> **Problem statement**: Wherever "finalized" appears in a line, copy that line.

> **Raw data**:

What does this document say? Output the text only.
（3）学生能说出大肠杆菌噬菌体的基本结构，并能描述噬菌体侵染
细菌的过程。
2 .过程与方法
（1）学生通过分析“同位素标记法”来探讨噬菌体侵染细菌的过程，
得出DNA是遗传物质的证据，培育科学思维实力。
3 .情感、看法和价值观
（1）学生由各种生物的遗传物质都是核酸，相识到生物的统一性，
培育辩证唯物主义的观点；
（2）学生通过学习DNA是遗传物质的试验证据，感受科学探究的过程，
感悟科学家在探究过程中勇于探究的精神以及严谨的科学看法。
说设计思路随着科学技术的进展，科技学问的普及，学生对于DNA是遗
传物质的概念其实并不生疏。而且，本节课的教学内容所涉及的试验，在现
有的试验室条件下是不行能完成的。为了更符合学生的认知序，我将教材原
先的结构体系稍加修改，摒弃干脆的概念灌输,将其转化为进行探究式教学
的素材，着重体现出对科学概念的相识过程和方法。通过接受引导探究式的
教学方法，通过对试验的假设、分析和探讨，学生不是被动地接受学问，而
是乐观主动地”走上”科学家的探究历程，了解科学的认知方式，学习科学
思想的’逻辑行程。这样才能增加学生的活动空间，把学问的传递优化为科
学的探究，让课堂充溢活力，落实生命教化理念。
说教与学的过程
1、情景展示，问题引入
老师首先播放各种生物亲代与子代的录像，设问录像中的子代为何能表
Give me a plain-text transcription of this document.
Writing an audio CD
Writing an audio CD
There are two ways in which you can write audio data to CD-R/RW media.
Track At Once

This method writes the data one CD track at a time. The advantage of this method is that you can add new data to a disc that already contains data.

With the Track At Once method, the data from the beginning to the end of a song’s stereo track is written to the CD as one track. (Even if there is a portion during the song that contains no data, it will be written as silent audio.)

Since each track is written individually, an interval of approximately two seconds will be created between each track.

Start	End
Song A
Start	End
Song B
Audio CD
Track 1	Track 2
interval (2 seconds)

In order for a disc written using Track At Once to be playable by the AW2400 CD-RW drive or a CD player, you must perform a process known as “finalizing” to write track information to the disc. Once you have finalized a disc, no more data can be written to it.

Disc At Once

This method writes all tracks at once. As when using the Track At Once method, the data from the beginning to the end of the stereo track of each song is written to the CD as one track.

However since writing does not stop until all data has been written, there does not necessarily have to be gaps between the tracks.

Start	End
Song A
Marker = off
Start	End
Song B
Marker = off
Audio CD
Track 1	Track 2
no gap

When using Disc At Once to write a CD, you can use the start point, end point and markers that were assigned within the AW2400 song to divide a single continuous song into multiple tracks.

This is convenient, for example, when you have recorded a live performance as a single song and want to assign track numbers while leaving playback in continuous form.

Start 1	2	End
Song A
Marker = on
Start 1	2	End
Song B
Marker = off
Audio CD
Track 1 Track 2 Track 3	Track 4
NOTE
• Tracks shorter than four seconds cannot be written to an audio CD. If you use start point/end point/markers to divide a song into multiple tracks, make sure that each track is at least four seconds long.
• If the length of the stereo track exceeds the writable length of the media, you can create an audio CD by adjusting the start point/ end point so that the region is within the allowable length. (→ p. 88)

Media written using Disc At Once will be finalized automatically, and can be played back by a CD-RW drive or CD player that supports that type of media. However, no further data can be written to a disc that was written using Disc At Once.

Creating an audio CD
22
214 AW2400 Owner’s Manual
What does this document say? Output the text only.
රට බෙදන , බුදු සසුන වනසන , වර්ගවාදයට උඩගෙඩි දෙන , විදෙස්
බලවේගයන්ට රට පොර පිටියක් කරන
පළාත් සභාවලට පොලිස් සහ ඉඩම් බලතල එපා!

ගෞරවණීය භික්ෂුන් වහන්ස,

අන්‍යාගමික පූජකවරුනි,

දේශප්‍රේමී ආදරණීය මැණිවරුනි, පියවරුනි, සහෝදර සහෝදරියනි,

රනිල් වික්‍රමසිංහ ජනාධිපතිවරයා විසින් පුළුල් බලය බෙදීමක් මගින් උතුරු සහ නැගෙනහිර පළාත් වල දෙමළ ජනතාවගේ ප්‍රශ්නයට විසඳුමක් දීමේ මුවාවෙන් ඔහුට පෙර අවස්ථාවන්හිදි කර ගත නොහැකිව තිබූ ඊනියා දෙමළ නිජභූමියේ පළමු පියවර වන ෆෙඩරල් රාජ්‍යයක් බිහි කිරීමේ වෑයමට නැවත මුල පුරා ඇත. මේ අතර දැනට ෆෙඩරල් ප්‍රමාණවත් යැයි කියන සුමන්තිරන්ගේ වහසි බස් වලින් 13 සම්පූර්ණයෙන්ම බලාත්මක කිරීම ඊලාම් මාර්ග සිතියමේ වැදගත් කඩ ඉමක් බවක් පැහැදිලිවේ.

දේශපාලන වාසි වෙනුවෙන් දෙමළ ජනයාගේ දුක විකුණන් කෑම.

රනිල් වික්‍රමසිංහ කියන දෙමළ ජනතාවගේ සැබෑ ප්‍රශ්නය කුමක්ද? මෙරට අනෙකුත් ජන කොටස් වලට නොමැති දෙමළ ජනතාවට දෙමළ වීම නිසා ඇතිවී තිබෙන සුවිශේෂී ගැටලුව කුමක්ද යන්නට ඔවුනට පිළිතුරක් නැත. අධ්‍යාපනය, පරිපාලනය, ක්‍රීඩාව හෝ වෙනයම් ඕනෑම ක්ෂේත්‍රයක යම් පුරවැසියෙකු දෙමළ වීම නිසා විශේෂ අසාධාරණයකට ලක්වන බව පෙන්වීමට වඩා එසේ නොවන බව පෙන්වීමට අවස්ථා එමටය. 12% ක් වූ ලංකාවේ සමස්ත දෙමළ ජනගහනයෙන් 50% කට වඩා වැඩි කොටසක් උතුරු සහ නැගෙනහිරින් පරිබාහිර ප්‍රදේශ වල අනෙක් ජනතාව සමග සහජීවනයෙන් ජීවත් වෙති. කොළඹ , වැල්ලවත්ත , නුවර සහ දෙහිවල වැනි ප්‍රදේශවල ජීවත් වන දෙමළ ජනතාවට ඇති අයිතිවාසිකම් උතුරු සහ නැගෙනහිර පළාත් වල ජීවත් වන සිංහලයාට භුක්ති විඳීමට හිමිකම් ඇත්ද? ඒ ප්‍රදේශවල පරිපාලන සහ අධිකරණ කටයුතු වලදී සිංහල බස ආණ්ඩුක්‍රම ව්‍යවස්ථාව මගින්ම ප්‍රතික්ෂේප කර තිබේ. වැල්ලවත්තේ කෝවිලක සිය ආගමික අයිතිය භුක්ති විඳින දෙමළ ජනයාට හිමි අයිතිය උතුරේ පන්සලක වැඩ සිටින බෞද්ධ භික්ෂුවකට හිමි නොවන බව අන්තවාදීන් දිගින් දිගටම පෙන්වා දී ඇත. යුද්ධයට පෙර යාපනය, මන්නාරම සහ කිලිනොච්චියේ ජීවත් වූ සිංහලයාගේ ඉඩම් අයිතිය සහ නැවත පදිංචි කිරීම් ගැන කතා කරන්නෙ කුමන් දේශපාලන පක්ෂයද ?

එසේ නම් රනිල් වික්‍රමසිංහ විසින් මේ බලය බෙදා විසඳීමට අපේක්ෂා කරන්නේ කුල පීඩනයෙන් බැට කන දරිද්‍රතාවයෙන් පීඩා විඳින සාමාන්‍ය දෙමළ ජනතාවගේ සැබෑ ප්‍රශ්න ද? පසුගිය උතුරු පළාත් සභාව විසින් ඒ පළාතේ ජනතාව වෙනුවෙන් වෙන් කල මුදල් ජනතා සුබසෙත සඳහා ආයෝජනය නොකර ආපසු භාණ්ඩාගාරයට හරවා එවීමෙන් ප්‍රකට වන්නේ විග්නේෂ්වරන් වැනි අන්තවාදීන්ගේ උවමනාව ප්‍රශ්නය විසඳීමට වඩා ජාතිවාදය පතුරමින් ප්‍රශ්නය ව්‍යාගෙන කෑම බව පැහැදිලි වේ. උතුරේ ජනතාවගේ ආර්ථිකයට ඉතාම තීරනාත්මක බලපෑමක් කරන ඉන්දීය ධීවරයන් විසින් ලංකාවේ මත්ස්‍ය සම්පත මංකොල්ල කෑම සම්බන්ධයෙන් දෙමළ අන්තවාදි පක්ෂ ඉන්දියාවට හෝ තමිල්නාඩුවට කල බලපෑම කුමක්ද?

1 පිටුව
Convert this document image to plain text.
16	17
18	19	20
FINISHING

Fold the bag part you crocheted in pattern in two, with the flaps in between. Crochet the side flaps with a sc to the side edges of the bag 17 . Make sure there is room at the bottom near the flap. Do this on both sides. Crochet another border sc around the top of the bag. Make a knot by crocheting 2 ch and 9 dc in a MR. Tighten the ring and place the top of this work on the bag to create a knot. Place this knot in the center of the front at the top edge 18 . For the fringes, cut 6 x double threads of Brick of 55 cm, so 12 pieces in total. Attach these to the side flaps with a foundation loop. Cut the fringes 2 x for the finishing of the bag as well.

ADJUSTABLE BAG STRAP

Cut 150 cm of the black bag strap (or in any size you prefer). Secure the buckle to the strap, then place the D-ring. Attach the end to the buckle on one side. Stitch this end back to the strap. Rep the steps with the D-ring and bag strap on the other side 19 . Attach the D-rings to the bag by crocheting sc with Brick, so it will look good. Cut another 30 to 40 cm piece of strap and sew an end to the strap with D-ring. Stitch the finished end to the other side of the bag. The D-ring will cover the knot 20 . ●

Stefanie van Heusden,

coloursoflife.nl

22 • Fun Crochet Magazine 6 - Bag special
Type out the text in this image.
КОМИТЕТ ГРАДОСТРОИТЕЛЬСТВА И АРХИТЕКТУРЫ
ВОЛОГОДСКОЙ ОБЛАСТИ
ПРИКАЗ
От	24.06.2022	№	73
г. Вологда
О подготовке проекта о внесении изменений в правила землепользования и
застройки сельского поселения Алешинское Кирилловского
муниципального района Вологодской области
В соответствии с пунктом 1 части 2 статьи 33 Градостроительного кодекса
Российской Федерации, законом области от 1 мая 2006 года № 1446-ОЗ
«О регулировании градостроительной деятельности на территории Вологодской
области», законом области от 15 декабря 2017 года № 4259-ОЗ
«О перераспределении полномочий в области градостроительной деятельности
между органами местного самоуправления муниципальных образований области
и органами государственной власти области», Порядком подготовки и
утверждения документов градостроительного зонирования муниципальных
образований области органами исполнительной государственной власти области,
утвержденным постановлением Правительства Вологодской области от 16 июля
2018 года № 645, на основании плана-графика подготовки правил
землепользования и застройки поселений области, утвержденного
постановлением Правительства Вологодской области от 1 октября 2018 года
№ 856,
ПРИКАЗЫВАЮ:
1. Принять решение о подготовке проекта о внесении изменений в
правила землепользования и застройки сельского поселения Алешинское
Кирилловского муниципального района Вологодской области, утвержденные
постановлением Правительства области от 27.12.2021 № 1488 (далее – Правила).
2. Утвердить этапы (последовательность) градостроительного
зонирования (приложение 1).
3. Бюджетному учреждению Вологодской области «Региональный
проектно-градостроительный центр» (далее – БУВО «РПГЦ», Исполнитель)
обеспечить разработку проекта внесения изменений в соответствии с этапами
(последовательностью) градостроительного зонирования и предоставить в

> **Worked answer**:
In order for a disc written using Track At Once to be playable by the AW2400 CD-RW drive or a CD player, you must perform a process known as “finalizing” to write track information to the disc. Once you have finalized a disc, no more data can be written to it.
Media written using Disc At Once will be finalized automatically, and can be played back by a CD-RW drive or CD player that supports that type of media. However, no further data can be written to a disc that was written using Disc At Once.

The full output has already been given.